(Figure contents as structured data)
[Begin]

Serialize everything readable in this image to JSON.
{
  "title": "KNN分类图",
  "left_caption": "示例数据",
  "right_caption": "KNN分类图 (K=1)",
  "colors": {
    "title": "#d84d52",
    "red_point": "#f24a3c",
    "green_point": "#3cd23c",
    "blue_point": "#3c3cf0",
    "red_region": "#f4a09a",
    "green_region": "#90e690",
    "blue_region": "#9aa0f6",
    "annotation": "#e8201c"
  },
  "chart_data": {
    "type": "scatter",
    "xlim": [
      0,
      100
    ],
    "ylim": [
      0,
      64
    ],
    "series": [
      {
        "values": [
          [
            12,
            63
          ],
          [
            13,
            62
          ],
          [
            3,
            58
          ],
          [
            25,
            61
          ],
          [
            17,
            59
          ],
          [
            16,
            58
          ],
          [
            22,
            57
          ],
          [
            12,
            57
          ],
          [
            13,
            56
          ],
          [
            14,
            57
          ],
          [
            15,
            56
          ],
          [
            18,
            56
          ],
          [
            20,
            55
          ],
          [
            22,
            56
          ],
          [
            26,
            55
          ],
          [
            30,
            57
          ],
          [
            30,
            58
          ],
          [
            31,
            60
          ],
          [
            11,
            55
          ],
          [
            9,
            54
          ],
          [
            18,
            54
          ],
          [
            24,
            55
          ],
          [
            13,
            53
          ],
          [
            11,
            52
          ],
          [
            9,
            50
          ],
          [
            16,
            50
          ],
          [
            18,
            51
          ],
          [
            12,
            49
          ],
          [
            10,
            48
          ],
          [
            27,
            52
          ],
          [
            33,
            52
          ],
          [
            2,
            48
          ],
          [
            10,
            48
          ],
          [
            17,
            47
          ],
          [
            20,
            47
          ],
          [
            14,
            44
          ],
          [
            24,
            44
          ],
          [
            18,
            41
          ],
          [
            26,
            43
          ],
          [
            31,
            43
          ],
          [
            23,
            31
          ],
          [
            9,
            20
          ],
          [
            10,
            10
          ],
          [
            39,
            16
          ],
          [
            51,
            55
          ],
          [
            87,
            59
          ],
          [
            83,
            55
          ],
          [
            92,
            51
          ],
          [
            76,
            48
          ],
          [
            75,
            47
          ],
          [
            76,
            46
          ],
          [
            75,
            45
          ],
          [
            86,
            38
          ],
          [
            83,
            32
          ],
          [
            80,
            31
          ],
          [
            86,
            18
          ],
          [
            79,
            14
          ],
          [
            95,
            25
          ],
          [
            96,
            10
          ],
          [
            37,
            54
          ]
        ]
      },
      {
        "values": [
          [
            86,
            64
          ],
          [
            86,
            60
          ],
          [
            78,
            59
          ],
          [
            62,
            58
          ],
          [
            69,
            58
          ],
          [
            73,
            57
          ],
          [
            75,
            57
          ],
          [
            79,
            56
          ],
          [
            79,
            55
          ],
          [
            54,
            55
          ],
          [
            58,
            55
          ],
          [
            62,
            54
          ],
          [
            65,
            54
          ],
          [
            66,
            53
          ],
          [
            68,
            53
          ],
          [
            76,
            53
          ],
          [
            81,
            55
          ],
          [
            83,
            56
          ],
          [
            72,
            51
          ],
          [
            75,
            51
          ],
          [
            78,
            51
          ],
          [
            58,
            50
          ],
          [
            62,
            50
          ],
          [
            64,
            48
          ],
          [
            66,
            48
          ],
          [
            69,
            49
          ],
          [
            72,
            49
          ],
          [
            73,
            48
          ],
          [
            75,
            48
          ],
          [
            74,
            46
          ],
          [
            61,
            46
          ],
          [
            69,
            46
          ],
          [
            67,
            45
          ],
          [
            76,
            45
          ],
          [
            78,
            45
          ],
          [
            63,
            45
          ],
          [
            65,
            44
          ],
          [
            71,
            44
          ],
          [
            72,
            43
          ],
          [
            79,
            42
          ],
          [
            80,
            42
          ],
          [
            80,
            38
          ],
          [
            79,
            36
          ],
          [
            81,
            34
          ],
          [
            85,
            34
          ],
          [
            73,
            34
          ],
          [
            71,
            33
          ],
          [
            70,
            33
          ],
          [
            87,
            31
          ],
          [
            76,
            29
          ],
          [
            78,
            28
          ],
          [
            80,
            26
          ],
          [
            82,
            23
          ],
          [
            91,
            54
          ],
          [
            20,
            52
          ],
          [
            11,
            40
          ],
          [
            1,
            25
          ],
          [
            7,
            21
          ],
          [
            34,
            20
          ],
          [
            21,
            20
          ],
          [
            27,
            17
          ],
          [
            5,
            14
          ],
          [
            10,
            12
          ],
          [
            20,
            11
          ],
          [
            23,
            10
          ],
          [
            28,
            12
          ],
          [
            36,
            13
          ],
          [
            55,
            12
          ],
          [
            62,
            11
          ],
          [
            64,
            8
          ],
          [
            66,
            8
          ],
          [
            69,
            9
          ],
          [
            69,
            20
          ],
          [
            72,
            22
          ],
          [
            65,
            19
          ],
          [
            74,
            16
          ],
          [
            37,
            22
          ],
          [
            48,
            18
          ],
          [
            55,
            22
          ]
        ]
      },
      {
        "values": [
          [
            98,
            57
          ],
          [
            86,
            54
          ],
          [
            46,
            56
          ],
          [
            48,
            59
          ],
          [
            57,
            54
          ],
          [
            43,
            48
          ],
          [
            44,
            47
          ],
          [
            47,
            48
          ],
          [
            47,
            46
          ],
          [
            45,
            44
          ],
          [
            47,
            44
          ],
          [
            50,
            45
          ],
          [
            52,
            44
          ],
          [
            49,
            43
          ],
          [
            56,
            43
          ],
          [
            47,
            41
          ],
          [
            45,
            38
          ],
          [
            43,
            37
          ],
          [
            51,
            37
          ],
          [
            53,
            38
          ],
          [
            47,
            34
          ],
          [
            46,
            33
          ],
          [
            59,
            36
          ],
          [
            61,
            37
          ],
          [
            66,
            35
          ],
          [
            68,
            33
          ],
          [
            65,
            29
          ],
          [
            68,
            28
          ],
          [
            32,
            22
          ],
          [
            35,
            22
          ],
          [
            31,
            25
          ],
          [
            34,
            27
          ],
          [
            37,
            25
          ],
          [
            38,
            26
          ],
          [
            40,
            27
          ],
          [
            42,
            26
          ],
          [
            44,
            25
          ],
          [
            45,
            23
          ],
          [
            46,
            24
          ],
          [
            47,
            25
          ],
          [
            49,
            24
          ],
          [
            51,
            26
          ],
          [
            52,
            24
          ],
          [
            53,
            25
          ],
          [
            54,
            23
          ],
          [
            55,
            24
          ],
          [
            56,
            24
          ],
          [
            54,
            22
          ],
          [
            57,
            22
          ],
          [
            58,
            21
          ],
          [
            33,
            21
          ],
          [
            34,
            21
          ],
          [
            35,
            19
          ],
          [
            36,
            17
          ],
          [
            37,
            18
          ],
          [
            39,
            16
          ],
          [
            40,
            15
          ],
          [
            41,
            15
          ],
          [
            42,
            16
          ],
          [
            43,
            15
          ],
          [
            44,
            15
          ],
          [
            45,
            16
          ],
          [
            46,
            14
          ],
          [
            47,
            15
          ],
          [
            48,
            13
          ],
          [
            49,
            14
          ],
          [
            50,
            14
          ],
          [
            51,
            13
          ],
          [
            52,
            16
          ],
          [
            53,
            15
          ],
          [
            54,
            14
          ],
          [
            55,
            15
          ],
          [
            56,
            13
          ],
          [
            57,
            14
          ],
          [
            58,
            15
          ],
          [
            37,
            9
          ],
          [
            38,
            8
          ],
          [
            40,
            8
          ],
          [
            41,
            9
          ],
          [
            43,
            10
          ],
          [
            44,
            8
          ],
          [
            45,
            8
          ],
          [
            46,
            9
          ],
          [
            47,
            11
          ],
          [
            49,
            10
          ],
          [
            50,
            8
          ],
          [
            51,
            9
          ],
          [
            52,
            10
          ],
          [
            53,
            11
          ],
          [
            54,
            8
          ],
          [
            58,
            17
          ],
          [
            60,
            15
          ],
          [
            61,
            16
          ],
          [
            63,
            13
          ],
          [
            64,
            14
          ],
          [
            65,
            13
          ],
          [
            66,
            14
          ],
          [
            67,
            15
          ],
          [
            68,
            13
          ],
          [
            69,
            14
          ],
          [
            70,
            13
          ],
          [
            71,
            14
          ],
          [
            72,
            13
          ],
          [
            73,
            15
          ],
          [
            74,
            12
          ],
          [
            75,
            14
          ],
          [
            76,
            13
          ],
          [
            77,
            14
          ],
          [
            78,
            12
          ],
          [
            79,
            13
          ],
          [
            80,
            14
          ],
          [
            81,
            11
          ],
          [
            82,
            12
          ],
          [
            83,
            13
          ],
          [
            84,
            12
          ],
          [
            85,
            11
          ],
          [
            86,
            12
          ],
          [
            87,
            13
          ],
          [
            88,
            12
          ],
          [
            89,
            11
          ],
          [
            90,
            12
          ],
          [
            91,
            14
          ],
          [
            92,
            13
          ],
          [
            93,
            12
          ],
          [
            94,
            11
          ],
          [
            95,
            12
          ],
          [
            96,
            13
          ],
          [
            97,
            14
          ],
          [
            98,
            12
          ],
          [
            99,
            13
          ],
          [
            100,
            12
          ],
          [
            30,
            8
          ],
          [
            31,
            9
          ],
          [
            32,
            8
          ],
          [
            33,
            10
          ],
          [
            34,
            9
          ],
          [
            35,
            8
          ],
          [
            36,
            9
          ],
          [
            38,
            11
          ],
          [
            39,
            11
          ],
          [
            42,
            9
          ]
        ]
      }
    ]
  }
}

[End]

Look through the entries above; copy each line where the string "KNN分类图" appears.

  "title": "KNN分类图",
  "right_caption": "KNN分类图 (K=1)",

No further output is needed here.